(Document layout analysis data)

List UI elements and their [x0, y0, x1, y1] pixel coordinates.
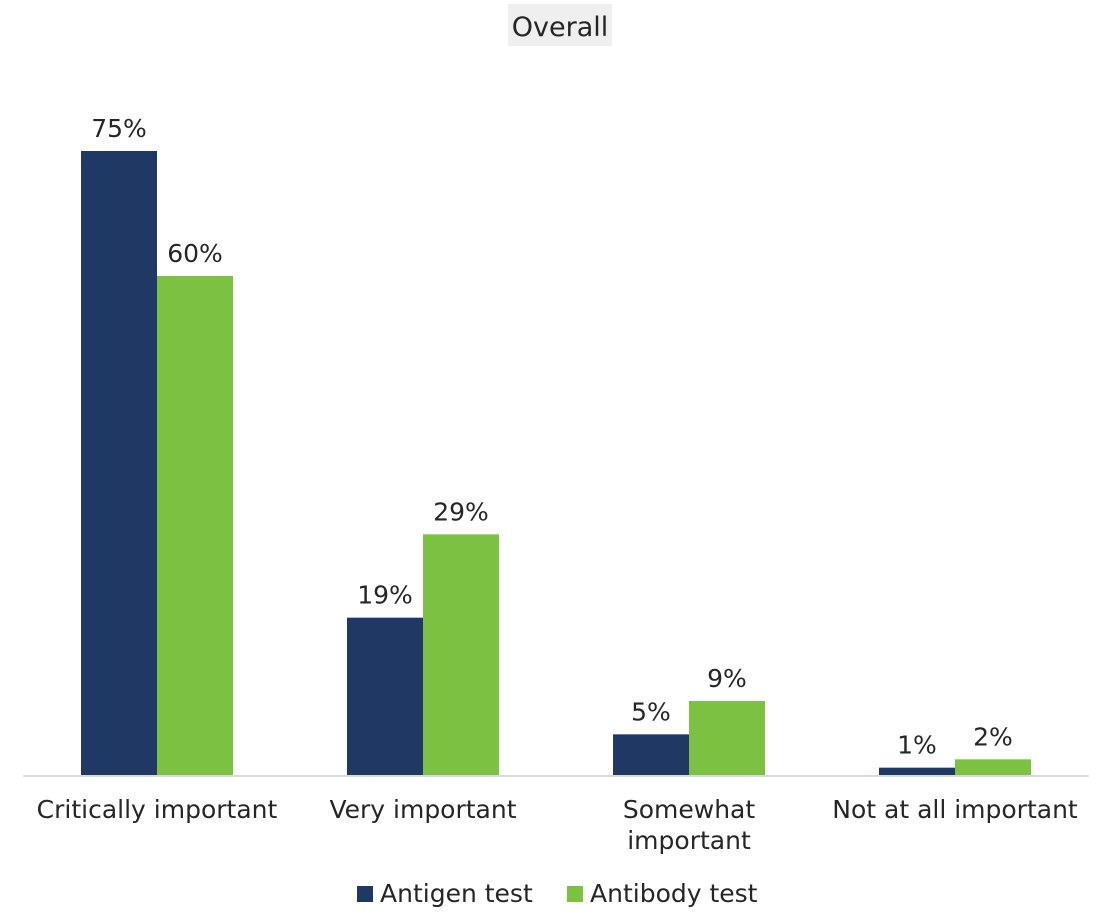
- bar-antibody-test: [157, 276, 233, 776]
- legend-label-antibody-test: Antibody test: [590, 879, 758, 908]
- legend-label-antigen-test: Antigen test: [380, 879, 533, 908]
- data-label-antigen-test: 75%: [91, 114, 147, 143]
- bar-antigen-test: [81, 151, 157, 776]
- legend: Antigen test Antibody test: [357, 879, 758, 908]
- bar-antigen-test: [347, 617, 423, 776]
- x-tick-label: Very important: [329, 795, 516, 824]
- data-label-antibody-test: 60%: [167, 239, 223, 268]
- x-tick-label: Somewhat: [623, 795, 756, 824]
- chart-title-background: [508, 4, 612, 46]
- x-tick-label: important: [627, 826, 751, 855]
- bar-antigen-test: [879, 767, 955, 776]
- data-label-antigen-test: 5%: [631, 697, 671, 726]
- data-label-antigen-test: 19%: [357, 581, 413, 610]
- bars-layer: [81, 151, 1031, 776]
- bar-antigen-test: [613, 734, 689, 776]
- bar-antibody-test: [423, 534, 499, 776]
- value-labels-layer: 75% 60% 19% 29% 5% 9% 1% 2%: [91, 114, 1013, 760]
- legend-swatch-antigen-test: [357, 886, 373, 902]
- x-tick-label: Not at all important: [832, 795, 1078, 824]
- x-tick-label: Critically important: [37, 795, 278, 824]
- data-label-antibody-test: 29%: [433, 497, 489, 526]
- legend-swatch-antibody-test: [567, 886, 583, 902]
- bar-antibody-test: [689, 701, 765, 776]
- category-labels-layer: Critically important Very important Somewh…: [37, 795, 1078, 855]
- chart-title: Overall: [512, 12, 609, 43]
- data-label-antibody-test: 2%: [973, 722, 1013, 751]
- data-label-antibody-test: 9%: [707, 664, 747, 693]
- data-label-antigen-test: 1%: [897, 731, 937, 760]
- bar-antibody-test: [955, 759, 1031, 776]
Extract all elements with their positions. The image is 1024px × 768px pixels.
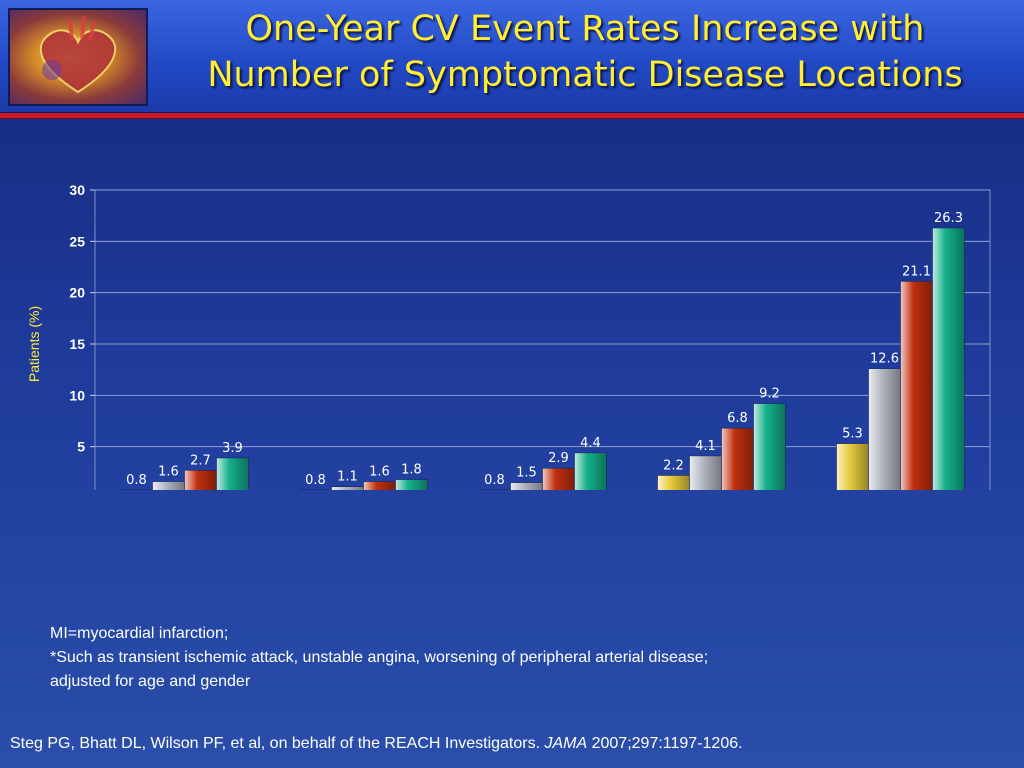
y-tick-label: 15 [69,336,85,352]
data-label: 2.2 [663,458,684,473]
bar [900,281,933,490]
citation: Steg PG, Bhatt DL, Wilson PF, et al, on … [10,733,743,755]
footnote-1: MI=myocardial infarction; [50,625,229,642]
title-line-1: One-Year CV Event Rates Increase with [245,9,925,49]
data-label: 26.3 [934,211,963,226]
data-label: 6.8 [727,411,748,426]
data-label: 0.8 [126,473,147,488]
y-tick-label: 25 [69,233,85,249]
heart-icon [39,15,117,94]
data-label: 0.8 [484,473,505,488]
bar [216,457,249,490]
y-tick-label: 30 [69,182,85,198]
grouped-bar-chart: 051015202530Patients (%)0.80.80.82.25.31… [26,182,991,490]
bar [836,443,869,490]
heart-artwork-logo [8,8,148,106]
citation-journal: JAMA [544,735,588,752]
bar [331,486,364,490]
slide-title: One-Year CV Event Rates Increase with Nu… [150,6,1020,98]
y-tick-label: 20 [69,285,85,301]
footnote-2: *Such as transient ischemic attack, unst… [50,649,709,666]
bar [753,403,786,490]
citation-authors: Steg PG, Bhatt DL, Wilson PF, et al, on … [10,735,541,752]
y-tick-label: 5 [77,439,85,455]
bar [721,427,754,490]
bar [574,452,607,490]
data-label: 4.1 [695,439,716,454]
data-label: 2.7 [190,453,211,468]
data-label: 0.8 [305,473,326,488]
data-label: 1.8 [401,463,422,478]
data-label: 1.1 [337,470,358,485]
citation-volume: 2007;297:1197-1206. [591,735,743,752]
bar [184,469,217,490]
data-label: 21.1 [902,264,931,279]
data-label: 5.3 [842,427,863,442]
data-label: 2.9 [548,451,569,466]
data-label: 1.6 [369,465,390,480]
footnote-3: adjusted for age and gender [50,673,251,690]
bar [510,482,543,490]
header-divider [0,113,1024,119]
bar [657,475,690,490]
title-line-2: Number of Symptomatic Disease Locations [207,55,963,95]
y-tick-label: 10 [69,387,85,403]
data-label: 12.6 [870,352,899,367]
data-label: 9.2 [759,387,780,402]
y-axis-label: Patients (%) [26,306,42,382]
bar [363,481,396,490]
bar [542,467,575,490]
data-label: 4.4 [580,436,601,451]
bar [868,368,901,490]
footnotes: MI=myocardial infarction; *Such as trans… [50,622,708,694]
bar [689,455,722,490]
data-label: 3.9 [222,441,243,456]
bar [932,227,965,490]
bar [152,481,185,490]
bar [395,479,428,490]
data-label: 1.5 [516,466,537,481]
data-label: 1.6 [158,465,179,480]
title-bar: One-Year CV Event Rates Increase with Nu… [0,0,1024,114]
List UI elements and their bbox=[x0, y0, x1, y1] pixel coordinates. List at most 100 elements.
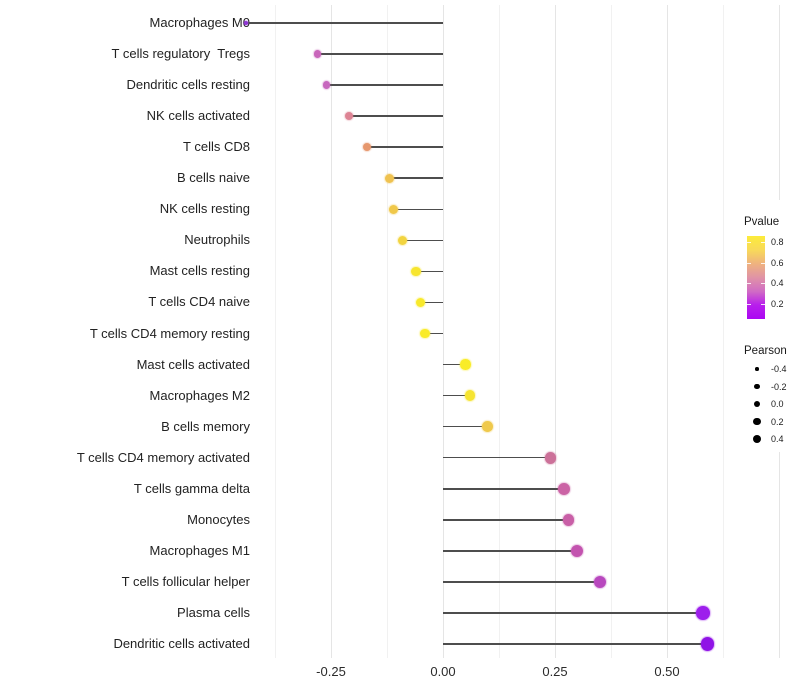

# EXERCISE BRIEF:
Whenever the string "Increase" shows up in a line of the entries, copy that line.

# RESULT FOR THIS TASK:
title-line-1: One-Year CV Event Rates Increase with [245,9,925,49]
slide-title: One-Year CV Event Rates Increase with Nu… [150,6,1020,98]
title-bar: One-Year CV Event Rates Increase with Nu… [0,0,1024,114]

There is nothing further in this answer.